[Your instructions]: Report how many lines contain "甲地白昼更长", with no other words.

:: Dataset content ::

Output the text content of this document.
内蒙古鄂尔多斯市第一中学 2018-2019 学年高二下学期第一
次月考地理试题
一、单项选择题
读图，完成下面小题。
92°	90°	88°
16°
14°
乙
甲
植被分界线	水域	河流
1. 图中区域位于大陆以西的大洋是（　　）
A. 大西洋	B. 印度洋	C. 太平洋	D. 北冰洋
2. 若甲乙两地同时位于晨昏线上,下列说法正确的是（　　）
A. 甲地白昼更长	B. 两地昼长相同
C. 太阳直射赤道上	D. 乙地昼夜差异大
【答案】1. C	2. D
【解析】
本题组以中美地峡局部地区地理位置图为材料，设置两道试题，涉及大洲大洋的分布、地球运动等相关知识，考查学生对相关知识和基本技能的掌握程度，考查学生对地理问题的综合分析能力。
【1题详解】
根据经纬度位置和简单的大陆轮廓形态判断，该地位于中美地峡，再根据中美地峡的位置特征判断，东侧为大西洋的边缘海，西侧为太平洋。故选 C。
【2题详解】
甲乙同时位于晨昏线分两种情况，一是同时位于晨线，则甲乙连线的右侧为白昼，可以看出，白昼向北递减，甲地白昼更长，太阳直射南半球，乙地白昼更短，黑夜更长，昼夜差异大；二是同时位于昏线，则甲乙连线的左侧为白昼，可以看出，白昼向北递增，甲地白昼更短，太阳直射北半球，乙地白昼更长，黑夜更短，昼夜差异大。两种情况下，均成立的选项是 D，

:::

[Answer to this task]: 2